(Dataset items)
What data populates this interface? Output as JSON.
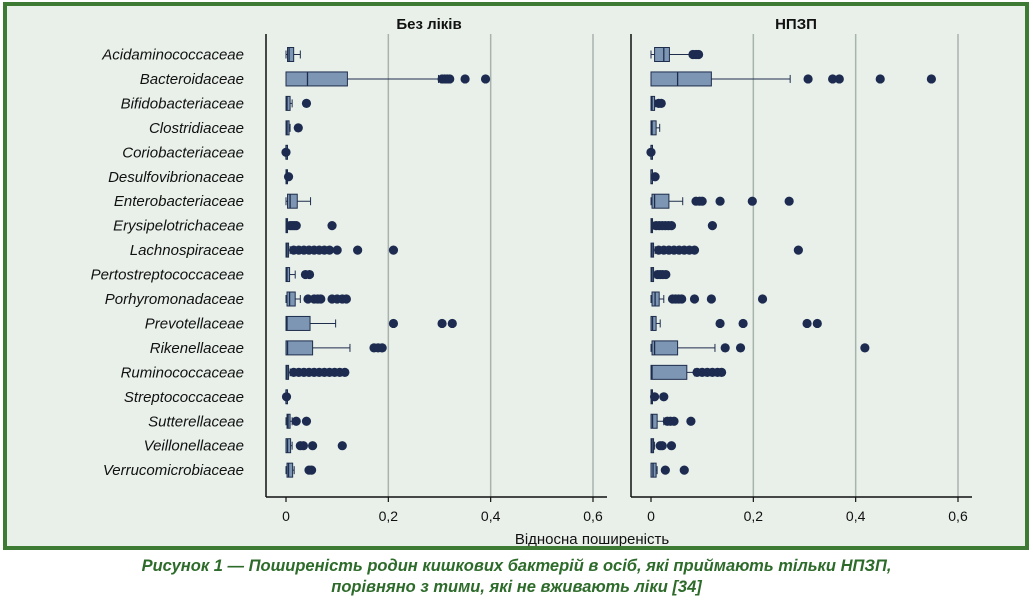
{
  "caption": {
    "line1": "Рисунок 1 — Поширеність родин кишкових бактерій в осіб, які приймають тільки НПЗП,",
    "line2": "порівняно з тими, які не вживають ліки [34]"
  },
  "colors": {
    "frame": "#3d7a33",
    "background": "#e9f0ea",
    "box_fill": "#7d96b3",
    "box_stroke": "#1e2d4d",
    "outlier": "#1c2b4f",
    "grid": "#a9b3ad",
    "caption": "#2d6b2a"
  },
  "chart_data": {
    "type": "box",
    "xlabel": "Відносна поширеність",
    "xlim": [
      0,
      0.6
    ],
    "xticks": [
      0,
      0.2,
      0.4,
      0.6
    ],
    "xtick_labels": [
      "0",
      "0,2",
      "0,4",
      "0,6"
    ],
    "grid": true,
    "categories": [
      "Acidaminococcaceae",
      "Bacteroidaceae",
      "Bifidobacteriaceae",
      "Clostridiaceae",
      "Coriobacteriaceae",
      "Desulfovibrionaceae",
      "Enterobacteriaceae",
      "Erysipelotrichaceae",
      "Lachnospiraceae",
      "Pertostreptococcaceae",
      "Porhyromonadaceae",
      "Prevotellaceae",
      "Rikenellaceae",
      "Ruminococcaceae",
      "Streptococcaceae",
      "Sutterellaceae",
      "Veillonellaceae",
      "Verrucomicrobiaceae"
    ],
    "panels": [
      {
        "title": "Без ліків",
        "boxes": [
          {
            "whisker_low": 0,
            "q1": 0.003,
            "median": 0.006,
            "q3": 0.015,
            "whisker_high": 0.028,
            "outliers": []
          },
          {
            "whisker_low": 0,
            "q1": 0.0,
            "median": 0.042,
            "q3": 0.12,
            "whisker_high": 0.298,
            "outliers": [
              0.305,
              0.31,
              0.315,
              0.32,
              0.35,
              0.39
            ]
          },
          {
            "whisker_low": 0,
            "q1": 0.0,
            "median": 0.002,
            "q3": 0.008,
            "whisker_high": 0.012,
            "outliers": [
              0.04
            ]
          },
          {
            "whisker_low": 0,
            "q1": 0.0,
            "median": 0.002,
            "q3": 0.006,
            "whisker_high": 0.008,
            "outliers": [
              0.024
            ]
          },
          {
            "whisker_low": 0,
            "q1": 0,
            "median": 0,
            "q3": 0,
            "whisker_high": 0,
            "outliers": [
              0.0
            ]
          },
          {
            "whisker_low": 0,
            "q1": 0,
            "median": 0.001,
            "q3": 0.002,
            "whisker_high": 0.003,
            "outliers": [
              0.005
            ]
          },
          {
            "whisker_low": 0,
            "q1": 0.003,
            "median": 0.008,
            "q3": 0.022,
            "whisker_high": 0.048,
            "outliers": []
          },
          {
            "whisker_low": 0,
            "q1": 0.0,
            "median": 0.001,
            "q3": 0.003,
            "whisker_high": 0.005,
            "outliers": [
              0.008,
              0.012,
              0.016,
              0.02,
              0.09
            ]
          },
          {
            "whisker_low": 0,
            "q1": 0.0,
            "median": 0.002,
            "q3": 0.005,
            "whisker_high": 0.008,
            "outliers": [
              0.015,
              0.025,
              0.035,
              0.045,
              0.055,
              0.065,
              0.075,
              0.085,
              0.1,
              0.14,
              0.21
            ]
          },
          {
            "whisker_low": 0,
            "q1": 0.0,
            "median": 0.002,
            "q3": 0.007,
            "whisker_high": 0.018,
            "outliers": [
              0.038,
              0.046
            ]
          },
          {
            "whisker_low": 0,
            "q1": 0.002,
            "median": 0.007,
            "q3": 0.018,
            "whisker_high": 0.028,
            "outliers": [
              0.043,
              0.055,
              0.062,
              0.068,
              0.09,
              0.1,
              0.11,
              0.118
            ]
          },
          {
            "whisker_low": 0,
            "q1": 0.0,
            "median": 0.002,
            "q3": 0.047,
            "whisker_high": 0.097,
            "outliers": [
              0.21,
              0.305,
              0.325
            ]
          },
          {
            "whisker_low": 0,
            "q1": 0.0,
            "median": 0.003,
            "q3": 0.052,
            "whisker_high": 0.125,
            "outliers": [
              0.172,
              0.18,
              0.188
            ]
          },
          {
            "whisker_low": 0,
            "q1": 0.0,
            "median": 0.002,
            "q3": 0.005,
            "whisker_high": 0.008,
            "outliers": [
              0.015,
              0.025,
              0.035,
              0.045,
              0.055,
              0.065,
              0.075,
              0.085,
              0.095,
              0.105,
              0.115
            ]
          },
          {
            "whisker_low": 0,
            "q1": 0,
            "median": 0,
            "q3": 0,
            "whisker_high": 0,
            "outliers": [
              0.001
            ]
          },
          {
            "whisker_low": 0,
            "q1": 0.002,
            "median": 0.004,
            "q3": 0.008,
            "whisker_high": 0.012,
            "outliers": [
              0.02,
              0.04
            ]
          },
          {
            "whisker_low": 0,
            "q1": 0.0,
            "median": 0.003,
            "q3": 0.009,
            "whisker_high": 0.012,
            "outliers": [
              0.028,
              0.034,
              0.052,
              0.11
            ]
          },
          {
            "whisker_low": 0,
            "q1": 0.002,
            "median": 0.005,
            "q3": 0.013,
            "whisker_high": 0.016,
            "outliers": [
              0.045,
              0.05
            ]
          }
        ]
      },
      {
        "title": "НПЗП",
        "boxes": [
          {
            "whisker_low": 0,
            "q1": 0.007,
            "median": 0.025,
            "q3": 0.036,
            "whisker_high": 0.078,
            "outliers": [
              0.082,
              0.088,
              0.093
            ]
          },
          {
            "whisker_low": 0,
            "q1": 0.0,
            "median": 0.052,
            "q3": 0.118,
            "whisker_high": 0.272,
            "outliers": [
              0.307,
              0.355,
              0.368,
              0.448,
              0.548
            ]
          },
          {
            "whisker_low": 0,
            "q1": 0.0,
            "median": 0.002,
            "q3": 0.007,
            "whisker_high": 0.008,
            "outliers": [
              0.015,
              0.02
            ]
          },
          {
            "whisker_low": 0,
            "q1": 0.0,
            "median": 0.002,
            "q3": 0.01,
            "whisker_high": 0.017,
            "outliers": []
          },
          {
            "whisker_low": 0,
            "q1": 0,
            "median": 0,
            "q3": 0,
            "whisker_high": 0,
            "outliers": [
              0.0
            ]
          },
          {
            "whisker_low": 0,
            "q1": 0,
            "median": 0,
            "q3": 0.001,
            "whisker_high": 0.002,
            "outliers": [
              0.008
            ]
          },
          {
            "whisker_low": 0,
            "q1": 0.002,
            "median": 0.007,
            "q3": 0.035,
            "whisker_high": 0.062,
            "outliers": [
              0.088,
              0.095,
              0.1,
              0.135,
              0.198,
              0.27
            ]
          },
          {
            "whisker_low": 0,
            "q1": 0.0,
            "median": 0.001,
            "q3": 0.003,
            "whisker_high": 0.005,
            "outliers": [
              0.01,
              0.016,
              0.022,
              0.028,
              0.034,
              0.04,
              0.12
            ]
          },
          {
            "whisker_low": 0,
            "q1": 0.0,
            "median": 0.002,
            "q3": 0.005,
            "whisker_high": 0.008,
            "outliers": [
              0.015,
              0.025,
              0.035,
              0.045,
              0.055,
              0.065,
              0.075,
              0.085,
              0.288
            ]
          },
          {
            "whisker_low": 0,
            "q1": 0.0,
            "median": 0.002,
            "q3": 0.005,
            "whisker_high": 0.008,
            "outliers": [
              0.013,
              0.018,
              0.023,
              0.029
            ]
          },
          {
            "whisker_low": 0,
            "q1": 0.002,
            "median": 0.008,
            "q3": 0.016,
            "whisker_high": 0.025,
            "outliers": [
              0.042,
              0.048,
              0.054,
              0.06,
              0.085,
              0.118,
              0.218
            ]
          },
          {
            "whisker_low": 0,
            "q1": 0.0,
            "median": 0.003,
            "q3": 0.01,
            "whisker_high": 0.018,
            "outliers": [
              0.135,
              0.18,
              0.305,
              0.325
            ]
          },
          {
            "whisker_low": 0,
            "q1": 0.002,
            "median": 0.007,
            "q3": 0.052,
            "whisker_high": 0.125,
            "outliers": [
              0.145,
              0.175,
              0.418
            ]
          },
          {
            "whisker_low": 0,
            "q1": 0.0,
            "median": 0.002,
            "q3": 0.07,
            "whisker_high": 0.085,
            "outliers": [
              0.09,
              0.1,
              0.11,
              0.12,
              0.13,
              0.138
            ]
          },
          {
            "whisker_low": 0,
            "q1": 0,
            "median": 0.001,
            "q3": 0.002,
            "whisker_high": 0.003,
            "outliers": [
              0.007,
              0.025
            ]
          },
          {
            "whisker_low": 0,
            "q1": 0.0,
            "median": 0.003,
            "q3": 0.012,
            "whisker_high": 0.025,
            "outliers": [
              0.032,
              0.038,
              0.045,
              0.078
            ]
          },
          {
            "whisker_low": 0,
            "q1": 0.0,
            "median": 0.002,
            "q3": 0.005,
            "whisker_high": 0.007,
            "outliers": [
              0.018,
              0.022,
              0.04
            ]
          },
          {
            "whisker_low": 0,
            "q1": 0.0,
            "median": 0.004,
            "q3": 0.01,
            "whisker_high": 0.012,
            "outliers": [
              0.028,
              0.065
            ]
          }
        ]
      }
    ]
  }
}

▶ _TASK TO CARRY OUT_: Say how many lines of the data include the string "НПЗП". Nothing other than the number should be given.

▶ _TASK RESULT_: 2